> Task details:
Using the listing below, select the lines with the word "distance" and copy them.

> Records for processing:
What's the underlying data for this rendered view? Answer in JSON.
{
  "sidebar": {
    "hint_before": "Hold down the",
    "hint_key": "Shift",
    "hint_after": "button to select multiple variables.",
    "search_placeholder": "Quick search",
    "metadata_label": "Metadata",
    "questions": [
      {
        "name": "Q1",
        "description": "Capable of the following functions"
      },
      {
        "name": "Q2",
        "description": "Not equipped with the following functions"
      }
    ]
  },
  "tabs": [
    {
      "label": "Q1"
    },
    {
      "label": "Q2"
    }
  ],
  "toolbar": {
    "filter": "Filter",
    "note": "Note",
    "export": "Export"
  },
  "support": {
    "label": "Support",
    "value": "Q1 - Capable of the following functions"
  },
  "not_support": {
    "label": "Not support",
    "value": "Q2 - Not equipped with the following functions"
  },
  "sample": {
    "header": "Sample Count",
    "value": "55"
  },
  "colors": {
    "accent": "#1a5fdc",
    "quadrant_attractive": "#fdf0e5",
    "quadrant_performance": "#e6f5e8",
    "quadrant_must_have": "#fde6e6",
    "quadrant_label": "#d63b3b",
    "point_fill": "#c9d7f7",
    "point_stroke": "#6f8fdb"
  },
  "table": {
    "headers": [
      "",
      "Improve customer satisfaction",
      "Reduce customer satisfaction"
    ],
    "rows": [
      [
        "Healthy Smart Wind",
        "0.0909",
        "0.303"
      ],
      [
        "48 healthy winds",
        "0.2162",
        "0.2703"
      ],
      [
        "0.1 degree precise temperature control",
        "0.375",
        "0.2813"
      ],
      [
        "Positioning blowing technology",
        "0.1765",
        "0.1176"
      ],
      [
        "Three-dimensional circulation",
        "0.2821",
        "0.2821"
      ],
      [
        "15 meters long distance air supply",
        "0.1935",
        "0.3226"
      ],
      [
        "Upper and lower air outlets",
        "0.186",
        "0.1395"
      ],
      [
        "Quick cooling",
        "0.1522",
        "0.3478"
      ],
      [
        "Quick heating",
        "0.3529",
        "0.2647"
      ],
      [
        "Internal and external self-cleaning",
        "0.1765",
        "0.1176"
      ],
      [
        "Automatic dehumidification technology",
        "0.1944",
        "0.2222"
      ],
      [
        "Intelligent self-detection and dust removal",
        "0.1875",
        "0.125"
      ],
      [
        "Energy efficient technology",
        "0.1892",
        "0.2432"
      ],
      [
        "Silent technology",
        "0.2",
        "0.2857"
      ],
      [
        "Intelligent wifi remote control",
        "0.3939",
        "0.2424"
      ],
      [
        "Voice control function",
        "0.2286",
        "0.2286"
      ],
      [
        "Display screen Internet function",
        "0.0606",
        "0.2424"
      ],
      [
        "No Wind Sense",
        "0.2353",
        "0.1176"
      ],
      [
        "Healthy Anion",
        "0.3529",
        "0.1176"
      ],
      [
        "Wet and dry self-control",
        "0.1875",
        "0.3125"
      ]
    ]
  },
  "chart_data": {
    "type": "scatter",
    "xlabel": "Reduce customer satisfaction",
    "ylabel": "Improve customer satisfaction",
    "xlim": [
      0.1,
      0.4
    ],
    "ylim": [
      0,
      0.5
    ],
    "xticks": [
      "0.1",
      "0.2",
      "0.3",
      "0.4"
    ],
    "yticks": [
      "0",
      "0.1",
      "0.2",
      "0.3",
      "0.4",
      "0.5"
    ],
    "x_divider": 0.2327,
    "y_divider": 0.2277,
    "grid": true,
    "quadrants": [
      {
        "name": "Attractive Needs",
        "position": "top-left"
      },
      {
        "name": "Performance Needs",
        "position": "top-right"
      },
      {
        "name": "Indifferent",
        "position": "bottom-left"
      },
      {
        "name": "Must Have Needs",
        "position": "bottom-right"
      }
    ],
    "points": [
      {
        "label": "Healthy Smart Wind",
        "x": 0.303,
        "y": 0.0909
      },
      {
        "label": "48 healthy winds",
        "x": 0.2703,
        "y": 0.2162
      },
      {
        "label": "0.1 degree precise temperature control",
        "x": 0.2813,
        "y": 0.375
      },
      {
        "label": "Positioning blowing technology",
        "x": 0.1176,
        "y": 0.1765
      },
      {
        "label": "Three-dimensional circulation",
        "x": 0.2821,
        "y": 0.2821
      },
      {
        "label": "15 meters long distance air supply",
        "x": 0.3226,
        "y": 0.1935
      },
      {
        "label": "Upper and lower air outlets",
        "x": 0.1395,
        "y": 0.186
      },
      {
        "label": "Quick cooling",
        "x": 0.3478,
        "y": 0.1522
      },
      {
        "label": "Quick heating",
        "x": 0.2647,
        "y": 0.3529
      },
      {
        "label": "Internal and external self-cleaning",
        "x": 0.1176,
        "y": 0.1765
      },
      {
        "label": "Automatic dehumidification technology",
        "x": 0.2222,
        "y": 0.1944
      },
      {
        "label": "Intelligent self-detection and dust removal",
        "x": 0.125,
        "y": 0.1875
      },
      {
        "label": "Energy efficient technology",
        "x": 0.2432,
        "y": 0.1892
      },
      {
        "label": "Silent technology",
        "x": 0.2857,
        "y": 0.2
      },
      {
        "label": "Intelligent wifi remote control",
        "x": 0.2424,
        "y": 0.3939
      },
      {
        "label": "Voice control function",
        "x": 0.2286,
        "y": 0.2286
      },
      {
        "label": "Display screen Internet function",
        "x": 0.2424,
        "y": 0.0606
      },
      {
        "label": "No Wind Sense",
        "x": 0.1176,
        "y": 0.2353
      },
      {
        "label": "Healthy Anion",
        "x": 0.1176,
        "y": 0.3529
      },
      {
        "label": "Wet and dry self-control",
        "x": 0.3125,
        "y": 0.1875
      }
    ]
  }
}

> Finished answer:
        "15 meters long distance air supply",
        "label": "15 meters long distance air supply",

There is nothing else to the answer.